Records supplied:
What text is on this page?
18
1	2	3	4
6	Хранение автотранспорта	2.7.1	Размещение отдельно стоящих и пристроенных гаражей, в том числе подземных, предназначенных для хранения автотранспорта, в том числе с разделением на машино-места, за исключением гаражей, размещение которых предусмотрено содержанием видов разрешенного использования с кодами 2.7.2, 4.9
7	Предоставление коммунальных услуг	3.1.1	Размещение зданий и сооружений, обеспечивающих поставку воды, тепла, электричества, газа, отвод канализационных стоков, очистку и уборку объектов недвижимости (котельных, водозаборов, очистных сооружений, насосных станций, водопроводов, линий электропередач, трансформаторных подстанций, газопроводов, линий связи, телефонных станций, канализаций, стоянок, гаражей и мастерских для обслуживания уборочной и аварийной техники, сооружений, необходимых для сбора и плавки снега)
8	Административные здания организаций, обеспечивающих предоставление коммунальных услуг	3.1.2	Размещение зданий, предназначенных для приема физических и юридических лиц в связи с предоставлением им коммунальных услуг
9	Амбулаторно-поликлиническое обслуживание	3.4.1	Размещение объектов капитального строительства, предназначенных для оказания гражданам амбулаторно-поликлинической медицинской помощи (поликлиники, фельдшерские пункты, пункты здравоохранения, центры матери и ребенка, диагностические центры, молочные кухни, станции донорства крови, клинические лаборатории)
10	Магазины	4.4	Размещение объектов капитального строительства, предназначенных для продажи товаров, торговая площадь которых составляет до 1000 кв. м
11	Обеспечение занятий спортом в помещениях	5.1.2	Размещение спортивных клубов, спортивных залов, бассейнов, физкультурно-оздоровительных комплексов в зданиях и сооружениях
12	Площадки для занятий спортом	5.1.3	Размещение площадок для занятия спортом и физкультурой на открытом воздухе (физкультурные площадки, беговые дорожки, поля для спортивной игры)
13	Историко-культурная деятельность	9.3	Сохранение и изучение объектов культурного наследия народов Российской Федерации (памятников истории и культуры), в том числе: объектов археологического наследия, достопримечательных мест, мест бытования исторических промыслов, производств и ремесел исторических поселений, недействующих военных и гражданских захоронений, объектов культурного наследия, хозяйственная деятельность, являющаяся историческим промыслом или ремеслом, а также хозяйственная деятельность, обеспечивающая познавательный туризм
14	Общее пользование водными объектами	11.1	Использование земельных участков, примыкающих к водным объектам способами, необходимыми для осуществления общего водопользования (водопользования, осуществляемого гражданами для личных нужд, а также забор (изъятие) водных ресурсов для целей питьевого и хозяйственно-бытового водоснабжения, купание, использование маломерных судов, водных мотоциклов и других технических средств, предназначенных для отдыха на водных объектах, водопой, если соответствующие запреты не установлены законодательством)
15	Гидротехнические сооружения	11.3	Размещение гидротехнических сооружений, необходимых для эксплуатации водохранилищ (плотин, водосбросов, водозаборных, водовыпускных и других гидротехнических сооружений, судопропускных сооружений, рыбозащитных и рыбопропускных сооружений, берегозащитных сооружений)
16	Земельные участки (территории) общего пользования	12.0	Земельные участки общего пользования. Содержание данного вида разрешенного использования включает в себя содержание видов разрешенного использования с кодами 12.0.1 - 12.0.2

What to produce:
Repeat the records above exactly as they appear.

Written answer:
What text is on this page?
18
1	2	3	4
6	Хранение автотранспорта	2.7.1	Размещение отдельно стоящих и пристроенных гаражей, в том числе подземных, предназначенных для хранения автотранспорта, в том числе с разделением на машино-места, за исключением гаражей, размещение которых предусмотрено содержанием видов разрешенного использования с кодами 2.7.2, 4.9
7	Предоставление коммунальных услуг	3.1.1	Размещение зданий и сооружений, обеспечивающих поставку воды, тепла, электричества, газа, отвод канализационных стоков, очистку и уборку объектов недвижимости (котельных, водозаборов, очистных сооружений, насосных станций, водопроводов, линий электропередач, трансформаторных подстанций, газопроводов, линий связи, телефонных станций, канализаций, стоянок, гаражей и мастерских для обслуживания уборочной и аварийной техники, сооружений, необходимых для сбора и плавки снега)
8	Административные здания организаций, обеспечивающих предоставление коммунальных услуг	3.1.2	Размещение зданий, предназначенных для приема физических и юридических лиц в связи с предоставлением им коммунальных услуг
9	Амбулаторно-поликлиническое обслуживание	3.4.1	Размещение объектов капитального строительства, предназначенных для оказания гражданам амбулаторно-поликлинической медицинской помощи (поликлиники, фельдшерские пункты, пункты здравоохранения, центры матери и ребенка, диагностические центры, молочные кухни, станции донорства крови, клинические лаборатории)
10	Магазины	4.4	Размещение объектов капитального строительства, предназначенных для продажи товаров, торговая площадь которых составляет до 1000 кв. м
11	Обеспечение занятий спортом в помещениях	5.1.2	Размещение спортивных клубов, спортивных залов, бассейнов, физкультурно-оздоровительных комплексов в зданиях и сооружениях
12	Площадки для занятий спортом	5.1.3	Размещение площадок для занятия спортом и физкультурой на открытом воздухе (физкультурные площадки, беговые дорожки, поля для спортивной игры)
13	Историко-культурная деятельность	9.3	Сохранение и изучение объектов культурного наследия народов Российской Федерации (памятников истории и культуры), в том числе: объектов археологического наследия, достопримечательных мест, мест бытования исторических промыслов, производств и ремесел исторических поселений, недействующих военных и гражданских захоронений, объектов культурного наследия, хозяйственная деятельность, являющаяся историческим промыслом или ремеслом, а также хозяйственная деятельность, обеспечивающая познавательный туризм
14	Общее пользование водными объектами	11.1	Использование земельных участков, примыкающих к водным объектам способами, необходимыми для осуществления общего водопользования (водопользования, осуществляемого гражданами для личных нужд, а также забор (изъятие) водных ресурсов для целей питьевого и хозяйственно-бытового водоснабжения, купание, использование маломерных судов, водных мотоциклов и других технических средств, предназначенных для отдыха на водных объектах, водопой, если соответствующие запреты не установлены законодательством)
15	Гидротехнические сооружения	11.3	Размещение гидротехнических сооружений, необходимых для эксплуатации водохранилищ (плотин, водосбросов, водозаборных, водовыпускных и других гидротехнических сооружений, судопропускных сооружений, рыбозащитных и рыбопропускных сооружений, берегозащитных сооружений)
16	Земельные участки (территории) общего пользования	12.0	Земельные участки общего пользования. Содержание данного вида разрешенного использования включает в себя содержание видов разрешенного использования с кодами 12.0.1 - 12.0.2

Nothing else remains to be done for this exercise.